• **GIVEN INSTRUCTION**
From the entries that follow, list every line in which the string "Reduce" appears.

• **GIVEN DATA**

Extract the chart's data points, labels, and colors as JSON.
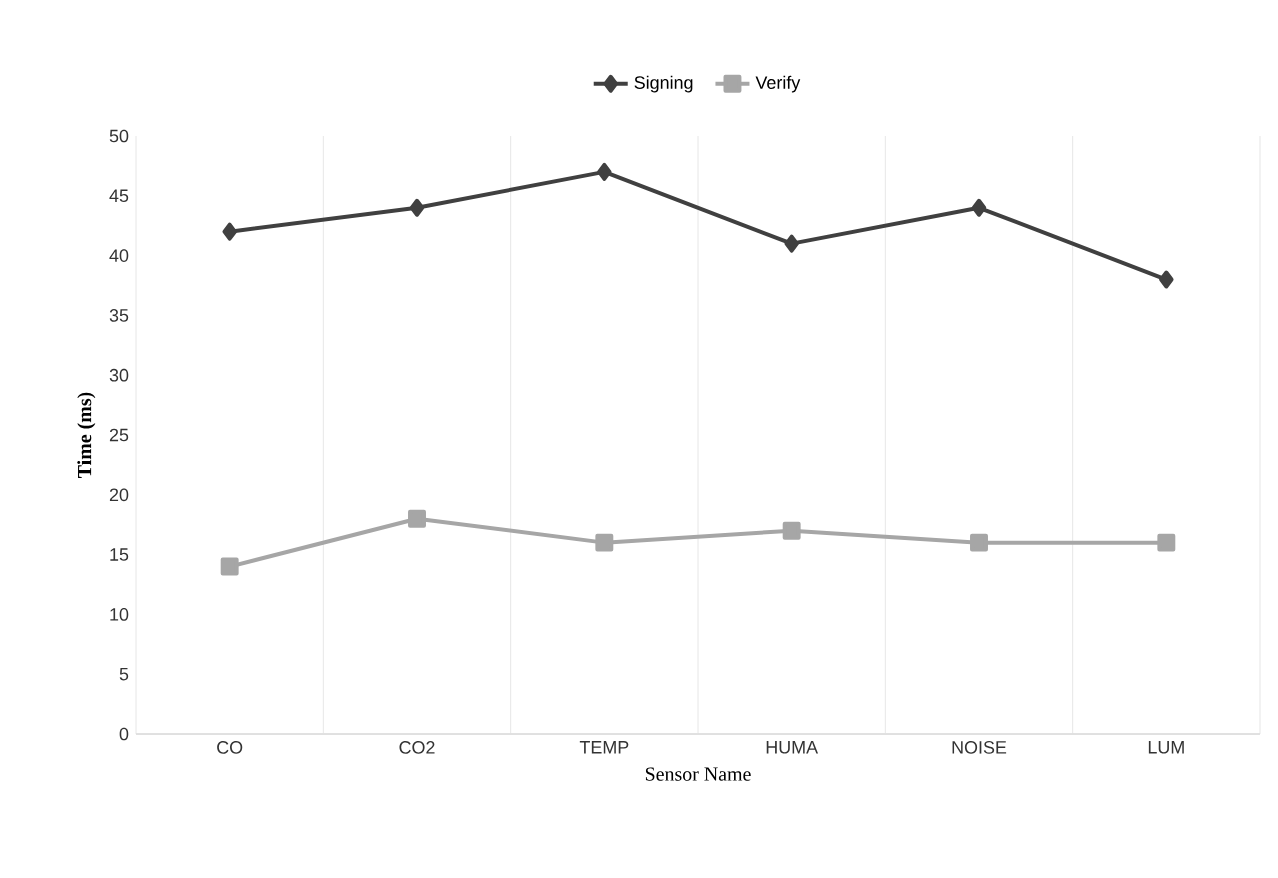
{
  "chart_data": {
    "type": "line",
    "xlabel": "Sensor Name",
    "ylabel": "Time (ms)",
    "categories": [
      "CO",
      "CO2",
      "TEMP",
      "HUMA",
      "NOISE",
      "LUM"
    ],
    "series": [
      {
        "name": "Signing",
        "color": "#404040",
        "marker": "diamond",
        "values": [
          42,
          44,
          47,
          41,
          44,
          38
        ]
      },
      {
        "name": "Verify",
        "color": "#a6a6a6",
        "marker": "square",
        "values": [
          14,
          18,
          16,
          17,
          16,
          16
        ]
      }
    ],
    "ylim": [
      0,
      50
    ],
    "yticks": [
      0,
      5,
      10,
      15,
      20,
      25,
      30,
      35,
      40,
      45,
      50
    ],
    "grid": "x",
    "legend": "top",
    "line_style": "solid"
  }
}
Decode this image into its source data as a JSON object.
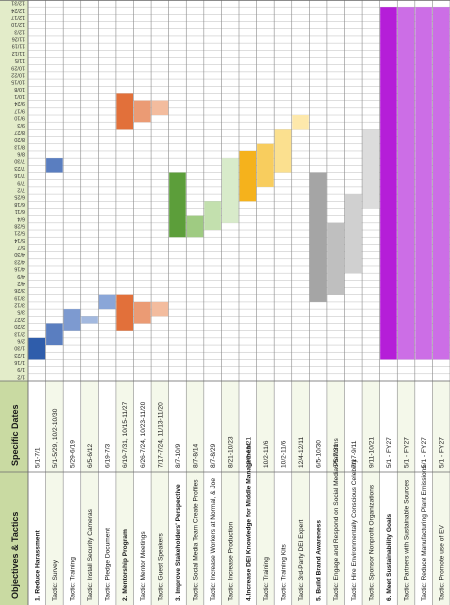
{
  "chart_data": {
    "type": "gantt",
    "orientation": "rotated-90-ccw",
    "headers": {
      "col1": "Objectives & Tactics",
      "col2": "Specific Dates"
    },
    "timeline_labels": [
      "1/2",
      "1/9",
      "1/16",
      "1/23",
      "1/30",
      "2/6",
      "2/13",
      "2/20",
      "2/27",
      "3/5",
      "3/12",
      "3/19",
      "3/26",
      "4/2",
      "4/9",
      "4/16",
      "4/23",
      "4/30",
      "5/7",
      "5/14",
      "5/21",
      "5/28",
      "6/4",
      "6/11",
      "6/18",
      "6/25",
      "7/2",
      "7/9",
      "7/16",
      "7/23",
      "7/30",
      "8/6",
      "8/13",
      "8/20",
      "8/27",
      "9/3",
      "9/10",
      "9/17",
      "9/24",
      "10/1",
      "10/8",
      "10/15",
      "10/22",
      "10/29",
      "11/5",
      "11/12",
      "11/19",
      "11/26",
      "12/3",
      "12/10",
      "12/17",
      "12/24",
      "12/31"
    ],
    "rows": [
      {
        "name": "1. Reduce Harassment",
        "dates": "5/1-7/1",
        "bold": true,
        "color": "#2f5dab",
        "bars": [
          {
            "start": 3,
            "end": 6
          }
        ]
      },
      {
        "name": "Tactic: Survey",
        "dates": "5/1-5/29, 10/2-10/30",
        "bold": false,
        "color": "#5a7ec0",
        "bars": [
          {
            "start": 5,
            "end": 8
          },
          {
            "start": 29,
            "end": 31
          }
        ]
      },
      {
        "name": "Tactic: Training",
        "dates": "5/29-6/19",
        "bold": false,
        "color": "#7d9ad0",
        "bars": [
          {
            "start": 7,
            "end": 10
          }
        ]
      },
      {
        "name": "Tactic: Install Security Cameras",
        "dates": "6/5-6/12",
        "bold": false,
        "color": "#a3b9df",
        "bars": [
          {
            "start": 8,
            "end": 9
          }
        ]
      },
      {
        "name": "Tactic: Pledge Document",
        "dates": "6/19-7/3",
        "bold": false,
        "color": "#8aa6d8",
        "bars": [
          {
            "start": 10,
            "end": 12
          }
        ]
      },
      {
        "name": "2. Mentorship Program",
        "dates": "6/19-7/31, 10/15-11/27",
        "bold": true,
        "color": "#e2703a",
        "bars": [
          {
            "start": 7,
            "end": 12
          },
          {
            "start": 35,
            "end": 40
          }
        ]
      },
      {
        "name": "Tactic: Mentor Meetings",
        "dates": "6/26-7/24, 10/23-11/20",
        "bold": false,
        "color": "#eb9b74",
        "bars": [
          {
            "start": 8,
            "end": 11
          },
          {
            "start": 36,
            "end": 39
          }
        ]
      },
      {
        "name": "Tactic: Guest Speakers",
        "dates": "7/17-7/24, 11/13-11/20",
        "bold": false,
        "color": "#f3bc9e",
        "bars": [
          {
            "start": 9,
            "end": 11
          },
          {
            "start": 37,
            "end": 39
          }
        ]
      },
      {
        "name": "3. Improve Stakeholders' Perspective",
        "dates": "8/7-10/9",
        "bold": true,
        "color": "#5c9e3a",
        "bars": [
          {
            "start": 20,
            "end": 29
          }
        ]
      },
      {
        "name": "Tactic: Social Media Team Create Profiles",
        "dates": "8/7-8/14",
        "bold": false,
        "color": "#9fcb82",
        "bars": [
          {
            "start": 20,
            "end": 23
          }
        ]
      },
      {
        "name": "Tactic: Increase Workers at Normal, & Joe",
        "dates": "8/7-8/29",
        "bold": false,
        "color": "#c3e0ae",
        "bars": [
          {
            "start": 21,
            "end": 25
          }
        ]
      },
      {
        "name": "Tactic: Increase Production",
        "dates": "8/21-10/23",
        "bold": false,
        "color": "#d8ebca",
        "bars": [
          {
            "start": 22,
            "end": 31
          }
        ]
      },
      {
        "name": "4.Increase DEI Knowledge for Middle Management",
        "dates": "10/2-11/21",
        "bold": true,
        "color": "#f5b21c",
        "bars": [
          {
            "start": 25,
            "end": 32
          }
        ]
      },
      {
        "name": "Tactic: Training",
        "dates": "10/2-11/6",
        "bold": false,
        "color": "#f8cd5e",
        "bars": [
          {
            "start": 27,
            "end": 33
          }
        ]
      },
      {
        "name": "Tactic: Training Kits",
        "dates": "10/2-11/6",
        "bold": false,
        "color": "#fbe08f",
        "bars": [
          {
            "start": 29,
            "end": 35
          }
        ]
      },
      {
        "name": "Tactic: 3rd-Party DEI Expert",
        "dates": "12/4-12/11",
        "bold": false,
        "color": "#fde8ab",
        "bars": [
          {
            "start": 35,
            "end": 37
          }
        ]
      },
      {
        "name": "5. Build Brand Awareness",
        "dates": "6/5-10/30",
        "bold": true,
        "color": "#a5a5a5",
        "bars": [
          {
            "start": 11,
            "end": 29
          }
        ]
      },
      {
        "name": "Tactic: Engage and Respond on Social Media Platforms",
        "dates": "6/5-7/31",
        "bold": false,
        "color": "#bfbfbf",
        "bars": [
          {
            "start": 12,
            "end": 22
          }
        ]
      },
      {
        "name": "Tactic: Hire Environmentally Conscious Celebrity",
        "dates": "7/17-9/11",
        "bold": false,
        "color": "#d0d0d0",
        "bars": [
          {
            "start": 15,
            "end": 26
          }
        ]
      },
      {
        "name": "Tactic: Sponsor Nonprofit Organizations",
        "dates": "9/11-10/21",
        "bold": false,
        "color": "#dcdcdc",
        "bars": [
          {
            "start": 24,
            "end": 35
          }
        ]
      },
      {
        "name": "6. Meet Sustainability Goals",
        "dates": "5/1 - FY27",
        "bold": true,
        "color": "#b51ed8",
        "bars": [
          {
            "start": 3,
            "end": 52
          }
        ]
      },
      {
        "name": "Tactic: Partners with Sustainable Sources",
        "dates": "5/1 - FY27",
        "bold": false,
        "color": "#cc6ee6",
        "bars": [
          {
            "start": 3,
            "end": 52
          }
        ]
      },
      {
        "name": "Tactic: Reduce Manufacturing Plant Emissions",
        "dates": "5/1 - FY27",
        "bold": false,
        "color": "#cc6ee6",
        "bars": [
          {
            "start": 3,
            "end": 52
          }
        ]
      },
      {
        "name": "Tactic: Promote use of EV",
        "dates": "5/1 - FY27",
        "bold": false,
        "color": "#cc6ee6",
        "bars": [
          {
            "start": 3,
            "end": 52
          }
        ]
      }
    ]
  }
}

• **EXERCISE RESPONSE**
        "name": "1. Reduce Harassment",
        "name": "Tactic: Reduce Manufacturing Plant Emissions",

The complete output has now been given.